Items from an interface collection
★ ★ ★ ★ ★ ★ ★

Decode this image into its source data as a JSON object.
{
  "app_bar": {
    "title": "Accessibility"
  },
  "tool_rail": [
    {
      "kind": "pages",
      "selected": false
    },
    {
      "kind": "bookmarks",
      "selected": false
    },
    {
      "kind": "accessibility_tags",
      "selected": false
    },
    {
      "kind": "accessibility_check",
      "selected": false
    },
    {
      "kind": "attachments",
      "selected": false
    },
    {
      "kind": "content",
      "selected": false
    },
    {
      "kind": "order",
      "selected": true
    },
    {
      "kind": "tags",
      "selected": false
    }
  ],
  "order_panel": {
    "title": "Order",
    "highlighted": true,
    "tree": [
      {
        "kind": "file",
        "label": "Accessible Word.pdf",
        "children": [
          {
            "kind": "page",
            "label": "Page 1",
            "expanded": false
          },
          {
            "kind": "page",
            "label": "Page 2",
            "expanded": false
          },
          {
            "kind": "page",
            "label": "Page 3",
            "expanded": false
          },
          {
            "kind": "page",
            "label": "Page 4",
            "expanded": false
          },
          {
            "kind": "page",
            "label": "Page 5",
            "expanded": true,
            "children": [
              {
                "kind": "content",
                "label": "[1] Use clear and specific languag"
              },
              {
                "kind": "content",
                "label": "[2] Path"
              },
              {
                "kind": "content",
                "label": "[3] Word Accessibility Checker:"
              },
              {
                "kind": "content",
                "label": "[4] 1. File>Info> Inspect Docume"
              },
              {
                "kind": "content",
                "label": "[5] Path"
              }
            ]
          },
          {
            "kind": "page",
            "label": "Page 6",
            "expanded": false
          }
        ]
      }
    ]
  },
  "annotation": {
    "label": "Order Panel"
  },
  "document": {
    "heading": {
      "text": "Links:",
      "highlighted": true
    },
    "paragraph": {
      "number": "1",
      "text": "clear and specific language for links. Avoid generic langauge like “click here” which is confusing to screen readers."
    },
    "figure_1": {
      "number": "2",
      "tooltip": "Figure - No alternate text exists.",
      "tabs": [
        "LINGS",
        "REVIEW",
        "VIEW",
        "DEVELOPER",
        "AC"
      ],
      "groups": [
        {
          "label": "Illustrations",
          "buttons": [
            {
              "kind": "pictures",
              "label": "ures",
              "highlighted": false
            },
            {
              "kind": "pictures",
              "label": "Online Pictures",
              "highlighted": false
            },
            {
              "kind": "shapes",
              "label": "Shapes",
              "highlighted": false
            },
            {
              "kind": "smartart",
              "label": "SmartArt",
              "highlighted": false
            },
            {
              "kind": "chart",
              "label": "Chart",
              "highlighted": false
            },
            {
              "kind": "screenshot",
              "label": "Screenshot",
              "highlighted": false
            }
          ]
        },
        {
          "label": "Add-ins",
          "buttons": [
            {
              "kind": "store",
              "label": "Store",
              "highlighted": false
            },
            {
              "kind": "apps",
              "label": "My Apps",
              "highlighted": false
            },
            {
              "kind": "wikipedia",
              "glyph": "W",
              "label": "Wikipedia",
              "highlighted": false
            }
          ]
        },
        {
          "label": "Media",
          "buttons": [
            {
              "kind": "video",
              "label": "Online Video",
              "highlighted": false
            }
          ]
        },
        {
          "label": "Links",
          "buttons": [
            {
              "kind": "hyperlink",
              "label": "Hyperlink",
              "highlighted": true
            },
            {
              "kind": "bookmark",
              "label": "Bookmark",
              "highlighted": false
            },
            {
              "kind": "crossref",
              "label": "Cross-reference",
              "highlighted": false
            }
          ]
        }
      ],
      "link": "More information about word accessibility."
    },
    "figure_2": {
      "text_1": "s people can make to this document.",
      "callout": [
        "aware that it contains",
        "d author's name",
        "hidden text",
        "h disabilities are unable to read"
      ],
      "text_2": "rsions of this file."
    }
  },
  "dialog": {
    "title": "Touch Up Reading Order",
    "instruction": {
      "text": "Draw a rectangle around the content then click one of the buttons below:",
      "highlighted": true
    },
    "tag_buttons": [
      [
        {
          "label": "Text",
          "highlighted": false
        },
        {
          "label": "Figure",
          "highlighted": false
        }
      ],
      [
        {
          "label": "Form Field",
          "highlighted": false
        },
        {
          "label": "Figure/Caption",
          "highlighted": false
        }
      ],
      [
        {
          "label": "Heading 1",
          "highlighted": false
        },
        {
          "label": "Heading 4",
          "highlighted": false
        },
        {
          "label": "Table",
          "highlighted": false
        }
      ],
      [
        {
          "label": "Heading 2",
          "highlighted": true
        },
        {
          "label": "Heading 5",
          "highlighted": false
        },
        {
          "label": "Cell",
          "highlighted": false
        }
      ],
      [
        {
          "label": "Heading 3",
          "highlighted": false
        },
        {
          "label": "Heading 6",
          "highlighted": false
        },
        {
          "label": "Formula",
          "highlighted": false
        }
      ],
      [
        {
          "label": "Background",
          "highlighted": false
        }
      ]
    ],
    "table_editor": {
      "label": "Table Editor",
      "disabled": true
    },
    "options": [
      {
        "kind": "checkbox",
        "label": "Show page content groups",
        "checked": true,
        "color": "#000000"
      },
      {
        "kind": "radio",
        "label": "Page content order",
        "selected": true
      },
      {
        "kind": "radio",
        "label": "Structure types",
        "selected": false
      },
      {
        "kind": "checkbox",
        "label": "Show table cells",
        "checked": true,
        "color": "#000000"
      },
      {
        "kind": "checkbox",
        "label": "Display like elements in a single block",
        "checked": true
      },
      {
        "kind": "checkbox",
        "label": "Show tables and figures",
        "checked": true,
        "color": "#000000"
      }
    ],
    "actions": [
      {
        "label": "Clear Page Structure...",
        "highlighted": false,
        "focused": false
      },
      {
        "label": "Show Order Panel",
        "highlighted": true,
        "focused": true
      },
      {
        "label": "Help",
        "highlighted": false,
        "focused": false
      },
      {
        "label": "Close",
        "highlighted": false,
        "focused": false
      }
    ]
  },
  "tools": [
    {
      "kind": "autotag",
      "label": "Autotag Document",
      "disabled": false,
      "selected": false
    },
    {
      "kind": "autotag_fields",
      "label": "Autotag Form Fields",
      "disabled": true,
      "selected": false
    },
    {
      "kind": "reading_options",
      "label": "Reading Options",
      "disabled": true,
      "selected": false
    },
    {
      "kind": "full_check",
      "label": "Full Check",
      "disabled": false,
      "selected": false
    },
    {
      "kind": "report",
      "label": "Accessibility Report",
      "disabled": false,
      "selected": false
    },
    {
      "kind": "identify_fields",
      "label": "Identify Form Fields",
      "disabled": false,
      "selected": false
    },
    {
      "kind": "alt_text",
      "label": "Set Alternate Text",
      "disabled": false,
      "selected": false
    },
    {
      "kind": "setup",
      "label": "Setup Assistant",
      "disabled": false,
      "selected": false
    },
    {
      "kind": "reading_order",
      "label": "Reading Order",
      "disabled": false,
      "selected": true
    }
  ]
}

★ ★ ★ ★ ★ ★ ★

The records shown above are to be copied exactly, every one of them.

Decode this image into its source data as a JSON object.
{
  "app_bar": {
    "title": "Accessibility"
  },
  "tool_rail": [
    {
      "kind": "pages",
      "selected": false
    },
    {
      "kind": "bookmarks",
      "selected": false
    },
    {
      "kind": "accessibility_tags",
      "selected": false
    },
    {
      "kind": "accessibility_check",
      "selected": false
    },
    {
      "kind": "attachments",
      "selected": false
    },
    {
      "kind": "content",
      "selected": false
    },
    {
      "kind": "order",
      "selected": true
    },
    {
      "kind": "tags",
      "selected": false
    }
  ],
  "order_panel": {
    "title": "Order",
    "highlighted": true,
    "tree": [
      {
        "kind": "file",
        "label": "Accessible Word.pdf",
        "children": [
          {
            "kind": "page",
            "label": "Page 1",
            "expanded": false
          },
          {
            "kind": "page",
            "label": "Page 2",
            "expanded": false
          },
          {
            "kind": "page",
            "label": "Page 3",
            "expanded": false
          },
          {
            "kind": "page",
            "label": "Page 4",
            "expanded": false
          },
          {
            "kind": "page",
            "label": "Page 5",
            "expanded": true,
            "children": [
              {
                "kind": "content",
                "label": "[1] Use clear and specific languag"
              },
              {
                "kind": "content",
                "label": "[2] Path"
              },
              {
                "kind": "content",
                "label": "[3] Word Accessibility Checker:"
              },
              {
                "kind": "content",
                "label": "[4] 1. File>Info> Inspect Docume"
              },
              {
                "kind": "content",
                "label": "[5] Path"
              }
            ]
          },
          {
            "kind": "page",
            "label": "Page 6",
            "expanded": false
          }
        ]
      }
    ]
  },
  "annotation": {
    "label": "Order Panel"
  },
  "document": {
    "heading": {
      "text": "Links:",
      "highlighted": true
    },
    "paragraph": {
      "number": "1",
      "text": "clear and specific language for links. Avoid generic langauge like “click here” which is confusing to screen readers."
    },
    "figure_1": {
      "number": "2",
      "tooltip": "Figure - No alternate text exists.",
      "tabs": [
        "LINGS",
        "REVIEW",
        "VIEW",
        "DEVELOPER",
        "AC"
      ],
      "groups": [
        {
          "label": "Illustrations",
          "buttons": [
            {
              "kind": "pictures",
              "label": "ures",
              "highlighted": false
            },
            {
              "kind": "pictures",
              "label": "Online Pictures",
              "highlighted": false
            },
            {
              "kind": "shapes",
              "label": "Shapes",
              "highlighted": false
            },
            {
              "kind": "smartart",
              "label": "SmartArt",
              "highlighted": false
            },
            {
              "kind": "chart",
              "label": "Chart",
              "highlighted": false
            },
            {
              "kind": "screenshot",
              "label": "Screenshot",
              "highlighted": false
            }
          ]
        },
        {
          "label": "Add-ins",
          "buttons": [
            {
              "kind": "store",
              "label": "Store",
              "highlighted": false
            },
            {
              "kind": "apps",
              "label": "My Apps",
              "highlighted": false
            },
            {
              "kind": "wikipedia",
              "glyph": "W",
              "label": "Wikipedia",
              "highlighted": false
            }
          ]
        },
        {
          "label": "Media",
          "buttons": [
            {
              "kind": "video",
              "label": "Online Video",
              "highlighted": false
            }
          ]
        },
        {
          "label": "Links",
          "buttons": [
            {
              "kind": "hyperlink",
              "label": "Hyperlink",
              "highlighted": true
            },
            {
              "kind": "bookmark",
              "label": "Bookmark",
              "highlighted": false
            },
            {
              "kind": "crossref",
              "label": "Cross-reference",
              "highlighted": false
            }
          ]
        }
      ],
      "link": "More information about word accessibility."
    },
    "figure_2": {
      "text_1": "s people can make to this document.",
      "callout": [
        "aware that it contains",
        "d author's name",
        "hidden text",
        "h disabilities are unable to read"
      ],
      "text_2": "rsions of this file."
    }
  },
  "dialog": {
    "title": "Touch Up Reading Order",
    "instruction": {
      "text": "Draw a rectangle around the content then click one of the buttons below:",
      "highlighted": true
    },
    "tag_buttons": [
      [
        {
          "label": "Text",
          "highlighted": false
        },
        {
          "label": "Figure",
          "highlighted": false
        }
      ],
      [
        {
          "label": "Form Field",
          "highlighted": false
        },
        {
          "label": "Figure/Caption",
          "highlighted": false
        }
      ],
      [
        {
          "label": "Heading 1",
          "highlighted": false
        },
        {
          "label": "Heading 4",
          "highlighted": false
        },
        {
          "label": "Table",
          "highlighted": false
        }
      ],
      [
        {
          "label": "Heading 2",
          "highlighted": true
        },
        {
          "label": "Heading 5",
          "highlighted": false
        },
        {
          "label": "Cell",
          "highlighted": false
        }
      ],
      [
        {
          "label": "Heading 3",
          "highlighted": false
        },
        {
          "label": "Heading 6",
          "highlighted": false
        },
        {
          "label": "Formula",
          "highlighted": false
        }
      ],
      [
        {
          "label": "Background",
          "highlighted": false
        }
      ]
    ],
    "table_editor": {
      "label": "Table Editor",
      "disabled": true
    },
    "options": [
      {
        "kind": "checkbox",
        "label": "Show page content groups",
        "checked": true,
        "color": "#000000"
      },
      {
        "kind": "radio",
        "label": "Page content order",
        "selected": true
      },
      {
        "kind": "radio",
        "label": "Structure types",
        "selected": false
      },
      {
        "kind": "checkbox",
        "label": "Show table cells",
        "checked": true,
        "color": "#000000"
      },
      {
        "kind": "checkbox",
        "label": "Display like elements in a single block",
        "checked": true
      },
      {
        "kind": "checkbox",
        "label": "Show tables and figures",
        "checked": true,
        "color": "#000000"
      }
    ],
    "actions": [
      {
        "label": "Clear Page Structure...",
        "highlighted": false,
        "focused": false
      },
      {
        "label": "Show Order Panel",
        "highlighted": true,
        "focused": true
      },
      {
        "label": "Help",
        "highlighted": false,
        "focused": false
      },
      {
        "label": "Close",
        "highlighted": false,
        "focused": false
      }
    ]
  },
  "tools": [
    {
      "kind": "autotag",
      "label": "Autotag Document",
      "disabled": false,
      "selected": false
    },
    {
      "kind": "autotag_fields",
      "label": "Autotag Form Fields",
      "disabled": true,
      "selected": false
    },
    {
      "kind": "reading_options",
      "label": "Reading Options",
      "disabled": true,
      "selected": false
    },
    {
      "kind": "full_check",
      "label": "Full Check",
      "disabled": false,
      "selected": false
    },
    {
      "kind": "report",
      "label": "Accessibility Report",
      "disabled": false,
      "selected": false
    },
    {
      "kind": "identify_fields",
      "label": "Identify Form Fields",
      "disabled": false,
      "selected": false
    },
    {
      "kind": "alt_text",
      "label": "Set Alternate Text",
      "disabled": false,
      "selected": false
    },
    {
      "kind": "setup",
      "label": "Setup Assistant",
      "disabled": false,
      "selected": false
    },
    {
      "kind": "reading_order",
      "label": "Reading Order",
      "disabled": false,
      "selected": true
    }
  ]
}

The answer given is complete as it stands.